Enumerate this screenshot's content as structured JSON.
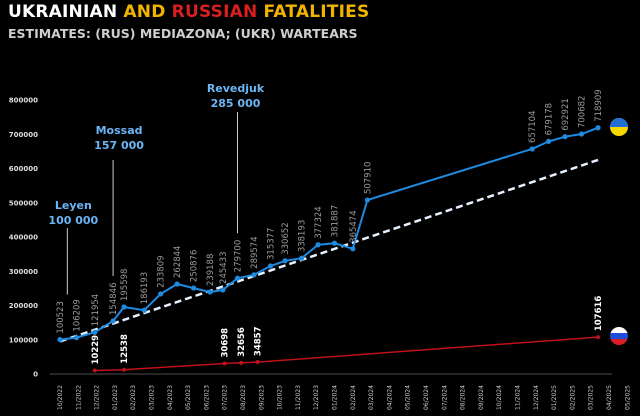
{
  "title": {
    "part1": "UKRAINIAN",
    "part2": "AND",
    "part3": "RUSSIAN",
    "part4": "FATALITIES"
  },
  "subtitle": "ESTIMATES: (RUS) MEDIAZONA; (UKR) WARTEARS",
  "colors": {
    "ukr": "#1e8ae0",
    "rus": "#c0101a",
    "trend": "#e6f0ff",
    "note": "#6cb6f5"
  },
  "chart_data": {
    "type": "line",
    "ylim": [
      0,
      800000
    ],
    "yticks": [
      "0",
      "100000",
      "200000",
      "300000",
      "400000",
      "500000",
      "600000",
      "700000",
      "800000"
    ],
    "categories": [
      "10/2022",
      "11/2022",
      "12/2022",
      "01/2023",
      "02/2023",
      "03/2023",
      "04/2023",
      "05/2023",
      "06/2023",
      "07/2023",
      "08/2023",
      "09/2023",
      "10/2023",
      "11/2023",
      "12/2023",
      "01/2024",
      "02/2024",
      "03/2024",
      "04/2024",
      "05/2024",
      "06/2024",
      "07/2024",
      "08/2024",
      "09/2024",
      "10/2024",
      "11/2024",
      "12/2024",
      "01/2025",
      "02/2025",
      "03/2025",
      "04/2025",
      "05/2025"
    ],
    "series": [
      {
        "name": "Ukraine",
        "points": [
          {
            "x": 0.0,
            "y": 100523,
            "label": "100523"
          },
          {
            "x": 0.9,
            "y": 106209,
            "label": "106209"
          },
          {
            "x": 1.9,
            "y": 121954,
            "label": "121954"
          },
          {
            "x": 2.9,
            "y": 154846,
            "label": "154846"
          },
          {
            "x": 3.5,
            "y": 195598,
            "label": "195598"
          },
          {
            "x": 4.6,
            "y": 186193,
            "label": "186193"
          },
          {
            "x": 5.5,
            "y": 233809,
            "label": "233809"
          },
          {
            "x": 6.4,
            "y": 262844,
            "label": "262844"
          },
          {
            "x": 7.3,
            "y": 250876,
            "label": "250876"
          },
          {
            "x": 8.2,
            "y": 239188,
            "label": "239188"
          },
          {
            "x": 8.9,
            "y": 245433,
            "label": "245433"
          },
          {
            "x": 9.7,
            "y": 279700,
            "label": "279700"
          },
          {
            "x": 10.6,
            "y": 289574,
            "label": "289574"
          },
          {
            "x": 11.5,
            "y": 315377,
            "label": "315377"
          },
          {
            "x": 12.3,
            "y": 330652,
            "label": "330652"
          },
          {
            "x": 13.2,
            "y": 338193,
            "label": "338193"
          },
          {
            "x": 14.1,
            "y": 377324,
            "label": "377324"
          },
          {
            "x": 15.0,
            "y": 381887,
            "label": "381887"
          },
          {
            "x": 16.0,
            "y": 365474,
            "label": "365474"
          },
          {
            "x": 16.8,
            "y": 507910,
            "label": "507910"
          },
          {
            "x": 25.8,
            "y": 657104,
            "label": "657104"
          },
          {
            "x": 26.7,
            "y": 679178,
            "label": "679178"
          },
          {
            "x": 27.6,
            "y": 692921,
            "label": "692921"
          },
          {
            "x": 28.5,
            "y": 700682,
            "label": "700682"
          },
          {
            "x": 29.4,
            "y": 718909,
            "label": "718909"
          }
        ]
      },
      {
        "name": "Russia",
        "points": [
          {
            "x": 1.9,
            "y": 10229,
            "label": "10229"
          },
          {
            "x": 3.5,
            "y": 12538,
            "label": "12538"
          },
          {
            "x": 9.0,
            "y": 30698,
            "label": "30698"
          },
          {
            "x": 9.9,
            "y": 32656,
            "label": "32656"
          },
          {
            "x": 10.8,
            "y": 34857,
            "label": "34857"
          },
          {
            "x": 29.4,
            "y": 107616,
            "label": "107616"
          }
        ]
      }
    ],
    "trendline": {
      "x": [
        0.0,
        29.4
      ],
      "y": [
        95000,
        625000
      ]
    },
    "annotations": [
      {
        "name": "Leyen",
        "value": "100 000",
        "x": 0.4
      },
      {
        "name": "Mossad",
        "value": "157 000",
        "x": 2.9
      },
      {
        "name": "Revedjuk",
        "value": "285 000",
        "x": 9.7
      }
    ]
  }
}
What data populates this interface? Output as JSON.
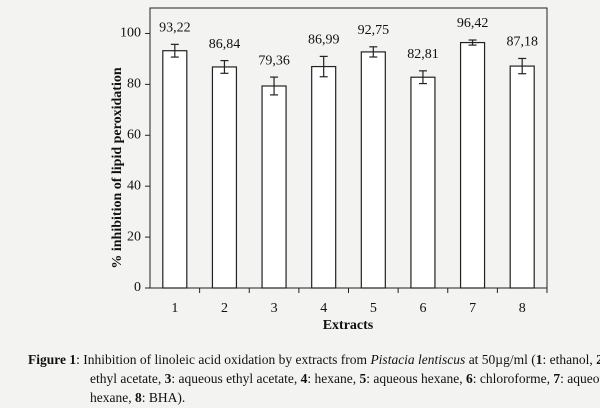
{
  "chart_data": {
    "type": "bar",
    "y_label": "% inhibition of lipid peroxidation",
    "x_label": "Extracts",
    "categories": [
      "1",
      "2",
      "3",
      "4",
      "5",
      "6",
      "7",
      "8"
    ],
    "values": [
      93.22,
      86.84,
      79.36,
      86.99,
      92.75,
      82.81,
      96.42,
      87.18
    ],
    "value_labels": [
      "93,22",
      "86,84",
      "79,36",
      "86,99",
      "92,75",
      "82,81",
      "96,42",
      "87,18"
    ],
    "errors": [
      2.5,
      2.5,
      3.5,
      4,
      2,
      2.5,
      1,
      3
    ],
    "color": "#ffffff",
    "ylim": [
      0,
      110
    ],
    "yticks": [
      0,
      20,
      40,
      60,
      80,
      100
    ],
    "grid": false,
    "caption": [
      "Figure 1",
      ": Inhibition of linoleic acid oxidation by extracts from ",
      "Pistacia lentiscus",
      " at 50µg/ml (",
      "1",
      ": ethanol, ",
      "2",
      ": ethyl acetate, ",
      "3",
      ": aqueous ethyl acetate, ",
      "4",
      ": hexane, ",
      "5",
      ": aqueous hexane, ",
      "6",
      ": chloroforme, ",
      "7",
      ": aqueous hexane, ",
      "8",
      ": BHA)."
    ]
  }
}
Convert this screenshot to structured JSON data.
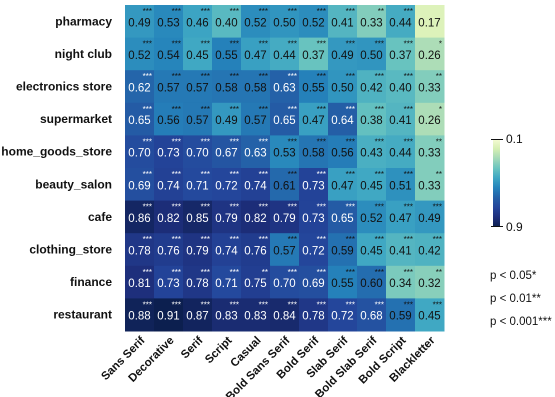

**Short problem**
Copy out each line of the data containing the string "ethyl".

**Task output**
      ": ethyl acetate, ",
      ": aqueous ethyl acetate, ",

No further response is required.